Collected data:
%%
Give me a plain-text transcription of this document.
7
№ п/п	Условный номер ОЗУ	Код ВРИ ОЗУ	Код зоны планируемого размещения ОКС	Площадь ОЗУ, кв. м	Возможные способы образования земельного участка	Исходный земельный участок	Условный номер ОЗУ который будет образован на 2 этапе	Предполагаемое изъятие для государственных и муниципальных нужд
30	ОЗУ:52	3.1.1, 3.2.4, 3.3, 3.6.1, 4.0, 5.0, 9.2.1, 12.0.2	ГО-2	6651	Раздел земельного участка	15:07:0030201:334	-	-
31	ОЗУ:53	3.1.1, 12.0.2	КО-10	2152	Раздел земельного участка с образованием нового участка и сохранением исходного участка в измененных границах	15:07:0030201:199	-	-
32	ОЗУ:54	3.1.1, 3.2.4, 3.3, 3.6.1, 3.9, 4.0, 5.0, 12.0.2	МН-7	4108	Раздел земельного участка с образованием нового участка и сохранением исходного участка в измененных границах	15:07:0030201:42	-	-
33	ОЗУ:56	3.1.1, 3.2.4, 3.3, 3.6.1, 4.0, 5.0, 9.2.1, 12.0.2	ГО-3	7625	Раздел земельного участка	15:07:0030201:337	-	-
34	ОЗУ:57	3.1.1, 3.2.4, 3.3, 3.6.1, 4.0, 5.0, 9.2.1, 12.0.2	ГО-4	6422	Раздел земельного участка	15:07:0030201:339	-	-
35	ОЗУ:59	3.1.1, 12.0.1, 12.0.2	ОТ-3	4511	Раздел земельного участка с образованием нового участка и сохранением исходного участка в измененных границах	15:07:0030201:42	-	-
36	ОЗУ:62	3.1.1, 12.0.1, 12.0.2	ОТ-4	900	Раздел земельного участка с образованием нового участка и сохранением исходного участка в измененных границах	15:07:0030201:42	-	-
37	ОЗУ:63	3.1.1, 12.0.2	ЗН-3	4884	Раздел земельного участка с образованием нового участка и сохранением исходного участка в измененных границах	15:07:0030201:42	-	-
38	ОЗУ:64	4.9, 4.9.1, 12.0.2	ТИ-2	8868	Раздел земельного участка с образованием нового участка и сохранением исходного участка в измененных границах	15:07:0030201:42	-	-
%%
**TASK INSTRUCTIONS**
Extract all of the data exactly as written.

**SOLUTION**
Give me a plain-text transcription of this document.
7
№ п/п	Условный номер ОЗУ	Код ВРИ ОЗУ	Код зоны планируемого размещения ОКС	Площадь ОЗУ, кв. м	Возможные способы образования земельного участка	Исходный земельный участок	Условный номер ОЗУ который будет образован на 2 этапе	Предполагаемое изъятие для государственных и муниципальных нужд
30	ОЗУ:52	3.1.1, 3.2.4, 3.3, 3.6.1, 4.0, 5.0, 9.2.1, 12.0.2	ГО-2	6651	Раздел земельного участка	15:07:0030201:334	-	-
31	ОЗУ:53	3.1.1, 12.0.2	КО-10	2152	Раздел земельного участка с образованием нового участка и сохранением исходного участка в измененных границах	15:07:0030201:199	-	-
32	ОЗУ:54	3.1.1, 3.2.4, 3.3, 3.6.1, 3.9, 4.0, 5.0, 12.0.2	МН-7	4108	Раздел земельного участка с образованием нового участка и сохранением исходного участка в измененных границах	15:07:0030201:42	-	-
33	ОЗУ:56	3.1.1, 3.2.4, 3.3, 3.6.1, 4.0, 5.0, 9.2.1, 12.0.2	ГО-3	7625	Раздел земельного участка	15:07:0030201:337	-	-
34	ОЗУ:57	3.1.1, 3.2.4, 3.3, 3.6.1, 4.0, 5.0, 9.2.1, 12.0.2	ГО-4	6422	Раздел земельного участка	15:07:0030201:339	-	-
35	ОЗУ:59	3.1.1, 12.0.1, 12.0.2	ОТ-3	4511	Раздел земельного участка с образованием нового участка и сохранением исходного участка в измененных границах	15:07:0030201:42	-	-
36	ОЗУ:62	3.1.1, 12.0.1, 12.0.2	ОТ-4	900	Раздел земельного участка с образованием нового участка и сохранением исходного участка в измененных границах	15:07:0030201:42	-	-
37	ОЗУ:63	3.1.1, 12.0.2	ЗН-3	4884	Раздел земельного участка с образованием нового участка и сохранением исходного участка в измененных границах	15:07:0030201:42	-	-
38	ОЗУ:64	4.9, 4.9.1, 12.0.2	ТИ-2	8868	Раздел земельного участка с образованием нового участка и сохранением исходного участка в измененных границах	15:07:0030201:42	-	-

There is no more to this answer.